### WHAT IS REQUIRED
For the material that follows, list every line containing the word "ylabel".

-=-=-

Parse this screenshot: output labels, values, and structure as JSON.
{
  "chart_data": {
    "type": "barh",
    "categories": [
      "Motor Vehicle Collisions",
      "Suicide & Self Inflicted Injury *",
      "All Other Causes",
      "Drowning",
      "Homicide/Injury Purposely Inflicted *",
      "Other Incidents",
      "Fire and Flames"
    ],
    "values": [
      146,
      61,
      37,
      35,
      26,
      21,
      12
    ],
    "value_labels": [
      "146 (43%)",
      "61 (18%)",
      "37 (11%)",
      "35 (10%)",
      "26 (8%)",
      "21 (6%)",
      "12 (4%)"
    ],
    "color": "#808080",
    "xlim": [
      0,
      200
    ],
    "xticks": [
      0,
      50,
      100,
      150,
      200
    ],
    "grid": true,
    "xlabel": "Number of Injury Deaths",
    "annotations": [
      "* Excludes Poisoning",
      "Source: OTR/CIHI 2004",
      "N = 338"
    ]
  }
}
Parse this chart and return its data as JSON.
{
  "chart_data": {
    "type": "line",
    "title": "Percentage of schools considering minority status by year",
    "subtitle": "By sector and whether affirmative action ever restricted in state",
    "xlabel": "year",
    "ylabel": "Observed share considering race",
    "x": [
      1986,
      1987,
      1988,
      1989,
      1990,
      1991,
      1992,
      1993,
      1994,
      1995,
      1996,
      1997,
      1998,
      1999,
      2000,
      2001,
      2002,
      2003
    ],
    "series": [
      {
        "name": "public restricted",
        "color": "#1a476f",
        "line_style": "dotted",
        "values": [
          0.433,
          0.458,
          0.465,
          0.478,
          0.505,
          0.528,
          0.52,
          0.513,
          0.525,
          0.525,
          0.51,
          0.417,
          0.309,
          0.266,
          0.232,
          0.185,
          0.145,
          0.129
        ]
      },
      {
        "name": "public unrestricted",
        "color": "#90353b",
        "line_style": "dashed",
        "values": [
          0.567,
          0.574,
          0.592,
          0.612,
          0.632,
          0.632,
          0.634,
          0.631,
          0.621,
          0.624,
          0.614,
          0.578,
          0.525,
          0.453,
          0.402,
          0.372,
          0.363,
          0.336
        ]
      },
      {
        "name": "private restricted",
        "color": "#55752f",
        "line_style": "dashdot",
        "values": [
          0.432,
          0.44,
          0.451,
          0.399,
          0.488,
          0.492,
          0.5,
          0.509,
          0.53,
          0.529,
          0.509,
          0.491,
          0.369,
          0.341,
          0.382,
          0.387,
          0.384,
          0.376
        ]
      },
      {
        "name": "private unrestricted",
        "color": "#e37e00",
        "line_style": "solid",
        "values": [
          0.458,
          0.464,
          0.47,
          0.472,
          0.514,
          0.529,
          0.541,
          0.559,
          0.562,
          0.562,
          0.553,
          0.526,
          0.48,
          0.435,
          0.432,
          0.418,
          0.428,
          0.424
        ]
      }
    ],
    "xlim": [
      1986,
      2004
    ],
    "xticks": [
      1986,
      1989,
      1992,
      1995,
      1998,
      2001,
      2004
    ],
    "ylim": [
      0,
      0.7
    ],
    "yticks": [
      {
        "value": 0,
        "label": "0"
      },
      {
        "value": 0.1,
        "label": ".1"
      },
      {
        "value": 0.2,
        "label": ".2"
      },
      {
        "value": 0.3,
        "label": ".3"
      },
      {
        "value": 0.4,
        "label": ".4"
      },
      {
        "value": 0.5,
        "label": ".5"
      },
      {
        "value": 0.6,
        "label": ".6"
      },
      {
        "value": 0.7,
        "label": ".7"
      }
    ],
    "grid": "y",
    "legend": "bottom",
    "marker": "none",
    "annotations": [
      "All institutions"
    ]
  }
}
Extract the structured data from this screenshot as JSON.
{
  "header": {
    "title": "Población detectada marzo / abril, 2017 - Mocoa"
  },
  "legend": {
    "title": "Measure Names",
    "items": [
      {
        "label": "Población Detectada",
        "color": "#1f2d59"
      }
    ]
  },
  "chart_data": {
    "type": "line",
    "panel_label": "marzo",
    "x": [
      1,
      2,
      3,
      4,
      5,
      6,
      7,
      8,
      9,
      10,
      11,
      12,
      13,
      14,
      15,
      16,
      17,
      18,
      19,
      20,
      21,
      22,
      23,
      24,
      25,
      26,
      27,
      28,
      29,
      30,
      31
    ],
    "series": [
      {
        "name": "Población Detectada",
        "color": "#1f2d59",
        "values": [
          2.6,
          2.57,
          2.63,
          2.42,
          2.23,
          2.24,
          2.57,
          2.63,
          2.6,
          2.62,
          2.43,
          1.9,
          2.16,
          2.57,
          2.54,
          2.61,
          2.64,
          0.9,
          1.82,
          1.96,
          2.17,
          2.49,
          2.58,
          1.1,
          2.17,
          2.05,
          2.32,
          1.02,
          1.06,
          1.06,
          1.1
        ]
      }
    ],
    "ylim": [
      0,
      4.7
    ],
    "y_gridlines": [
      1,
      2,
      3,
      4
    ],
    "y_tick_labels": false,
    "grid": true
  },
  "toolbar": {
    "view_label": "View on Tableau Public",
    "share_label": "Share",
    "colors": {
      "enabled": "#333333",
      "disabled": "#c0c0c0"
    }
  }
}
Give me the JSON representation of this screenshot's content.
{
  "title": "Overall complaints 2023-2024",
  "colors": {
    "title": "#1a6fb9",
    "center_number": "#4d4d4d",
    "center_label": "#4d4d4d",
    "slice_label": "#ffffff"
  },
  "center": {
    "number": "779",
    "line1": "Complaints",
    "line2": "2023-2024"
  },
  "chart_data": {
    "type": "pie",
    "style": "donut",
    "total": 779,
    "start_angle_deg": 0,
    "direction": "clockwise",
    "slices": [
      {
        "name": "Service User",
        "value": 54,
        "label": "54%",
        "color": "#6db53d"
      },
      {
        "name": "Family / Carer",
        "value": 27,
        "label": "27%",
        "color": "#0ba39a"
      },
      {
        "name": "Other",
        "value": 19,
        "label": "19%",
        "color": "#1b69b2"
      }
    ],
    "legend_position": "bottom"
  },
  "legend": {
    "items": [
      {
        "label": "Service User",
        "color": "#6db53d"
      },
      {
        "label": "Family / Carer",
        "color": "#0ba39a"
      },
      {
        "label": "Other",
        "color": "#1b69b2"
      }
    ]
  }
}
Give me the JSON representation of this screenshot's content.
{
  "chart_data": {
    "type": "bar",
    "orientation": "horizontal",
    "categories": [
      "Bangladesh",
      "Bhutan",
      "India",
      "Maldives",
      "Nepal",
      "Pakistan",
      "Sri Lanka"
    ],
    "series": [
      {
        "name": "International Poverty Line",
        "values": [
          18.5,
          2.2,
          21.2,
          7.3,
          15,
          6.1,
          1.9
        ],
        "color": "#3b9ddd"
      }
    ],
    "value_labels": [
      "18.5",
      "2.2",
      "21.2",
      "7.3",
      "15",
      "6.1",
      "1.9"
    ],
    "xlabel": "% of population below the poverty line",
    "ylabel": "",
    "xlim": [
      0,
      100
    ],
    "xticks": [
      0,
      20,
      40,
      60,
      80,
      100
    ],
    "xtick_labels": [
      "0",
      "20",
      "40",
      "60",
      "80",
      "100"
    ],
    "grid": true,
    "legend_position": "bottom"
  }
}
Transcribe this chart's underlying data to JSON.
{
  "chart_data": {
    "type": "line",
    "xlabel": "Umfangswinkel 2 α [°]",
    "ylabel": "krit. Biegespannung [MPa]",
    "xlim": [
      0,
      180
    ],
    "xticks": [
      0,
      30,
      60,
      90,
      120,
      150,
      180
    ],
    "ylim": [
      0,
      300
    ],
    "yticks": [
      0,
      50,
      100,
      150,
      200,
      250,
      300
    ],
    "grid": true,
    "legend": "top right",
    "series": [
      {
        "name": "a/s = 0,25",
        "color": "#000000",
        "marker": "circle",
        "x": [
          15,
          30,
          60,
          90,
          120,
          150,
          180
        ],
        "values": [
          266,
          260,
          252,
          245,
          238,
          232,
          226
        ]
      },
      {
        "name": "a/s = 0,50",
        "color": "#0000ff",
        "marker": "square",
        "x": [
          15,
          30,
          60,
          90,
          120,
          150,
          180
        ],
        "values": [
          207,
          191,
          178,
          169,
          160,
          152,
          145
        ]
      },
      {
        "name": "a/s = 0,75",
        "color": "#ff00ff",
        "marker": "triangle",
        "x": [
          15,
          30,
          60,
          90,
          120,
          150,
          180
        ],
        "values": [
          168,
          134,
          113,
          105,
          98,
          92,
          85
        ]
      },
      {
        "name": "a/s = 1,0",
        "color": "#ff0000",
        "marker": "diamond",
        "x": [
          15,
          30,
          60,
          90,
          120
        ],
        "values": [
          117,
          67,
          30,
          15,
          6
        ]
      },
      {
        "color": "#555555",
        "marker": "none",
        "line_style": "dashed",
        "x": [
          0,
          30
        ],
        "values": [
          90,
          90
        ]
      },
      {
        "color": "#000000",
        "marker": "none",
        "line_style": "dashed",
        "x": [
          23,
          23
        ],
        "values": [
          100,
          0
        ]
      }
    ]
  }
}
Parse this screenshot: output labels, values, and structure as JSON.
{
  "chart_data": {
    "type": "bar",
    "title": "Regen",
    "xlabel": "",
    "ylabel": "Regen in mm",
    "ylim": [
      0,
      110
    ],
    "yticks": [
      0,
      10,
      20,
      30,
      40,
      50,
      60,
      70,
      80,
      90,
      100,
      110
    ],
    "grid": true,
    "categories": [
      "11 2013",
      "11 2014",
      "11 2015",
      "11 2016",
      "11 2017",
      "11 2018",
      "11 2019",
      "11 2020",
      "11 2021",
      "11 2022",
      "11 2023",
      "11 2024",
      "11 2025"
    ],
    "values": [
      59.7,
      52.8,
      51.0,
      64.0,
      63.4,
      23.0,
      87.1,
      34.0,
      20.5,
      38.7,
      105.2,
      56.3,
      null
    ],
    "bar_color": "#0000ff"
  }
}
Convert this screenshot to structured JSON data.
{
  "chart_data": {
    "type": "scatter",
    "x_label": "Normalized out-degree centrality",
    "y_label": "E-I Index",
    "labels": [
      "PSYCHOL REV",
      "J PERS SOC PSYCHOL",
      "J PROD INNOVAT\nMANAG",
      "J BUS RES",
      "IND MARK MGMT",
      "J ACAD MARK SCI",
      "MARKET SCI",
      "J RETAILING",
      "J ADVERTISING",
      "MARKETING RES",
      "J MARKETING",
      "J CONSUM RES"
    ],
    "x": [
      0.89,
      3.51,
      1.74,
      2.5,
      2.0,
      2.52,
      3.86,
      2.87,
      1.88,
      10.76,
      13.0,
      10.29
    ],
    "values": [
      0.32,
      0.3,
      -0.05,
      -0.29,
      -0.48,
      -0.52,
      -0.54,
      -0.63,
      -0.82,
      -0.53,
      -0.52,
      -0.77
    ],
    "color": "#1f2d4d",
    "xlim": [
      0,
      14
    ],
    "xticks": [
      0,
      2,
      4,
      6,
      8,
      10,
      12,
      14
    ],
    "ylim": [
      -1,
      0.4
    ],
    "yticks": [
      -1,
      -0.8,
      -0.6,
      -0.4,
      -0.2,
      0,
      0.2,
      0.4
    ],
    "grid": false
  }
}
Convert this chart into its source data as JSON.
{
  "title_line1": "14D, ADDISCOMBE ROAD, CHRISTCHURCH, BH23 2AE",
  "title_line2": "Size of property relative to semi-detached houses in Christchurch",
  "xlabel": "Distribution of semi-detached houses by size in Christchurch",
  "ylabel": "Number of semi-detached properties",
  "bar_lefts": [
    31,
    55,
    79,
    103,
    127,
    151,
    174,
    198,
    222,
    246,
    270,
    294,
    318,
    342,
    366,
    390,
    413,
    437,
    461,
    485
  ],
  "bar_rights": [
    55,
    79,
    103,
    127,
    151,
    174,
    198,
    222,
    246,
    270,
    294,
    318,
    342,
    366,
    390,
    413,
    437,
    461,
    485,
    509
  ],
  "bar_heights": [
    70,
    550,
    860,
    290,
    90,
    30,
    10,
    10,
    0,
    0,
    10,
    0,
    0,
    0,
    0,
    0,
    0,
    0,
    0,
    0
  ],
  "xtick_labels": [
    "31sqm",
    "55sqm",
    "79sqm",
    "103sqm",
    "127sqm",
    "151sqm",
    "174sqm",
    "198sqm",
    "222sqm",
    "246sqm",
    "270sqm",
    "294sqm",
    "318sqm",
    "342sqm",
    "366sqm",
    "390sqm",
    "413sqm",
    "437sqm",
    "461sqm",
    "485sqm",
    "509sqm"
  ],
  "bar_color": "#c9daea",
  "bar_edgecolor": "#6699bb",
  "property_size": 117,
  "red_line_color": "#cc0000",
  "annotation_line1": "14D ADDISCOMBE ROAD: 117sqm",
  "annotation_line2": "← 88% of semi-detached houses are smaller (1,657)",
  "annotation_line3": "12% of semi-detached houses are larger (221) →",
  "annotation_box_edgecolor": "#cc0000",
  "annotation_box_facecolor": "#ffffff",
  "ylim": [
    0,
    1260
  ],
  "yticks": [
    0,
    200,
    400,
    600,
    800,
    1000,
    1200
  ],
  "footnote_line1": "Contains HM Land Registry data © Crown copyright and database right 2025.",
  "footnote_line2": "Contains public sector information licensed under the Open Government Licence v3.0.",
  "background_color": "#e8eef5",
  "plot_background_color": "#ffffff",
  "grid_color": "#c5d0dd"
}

-=-=-

### WORKED ANSWER
    "ylabel": "Observed share considering race",
    "ylabel": "",
    "ylabel": "krit. Biegespannung [MPa]",
    "ylabel": "Regen in mm",
  "ylabel": "Number of semi-detached properties",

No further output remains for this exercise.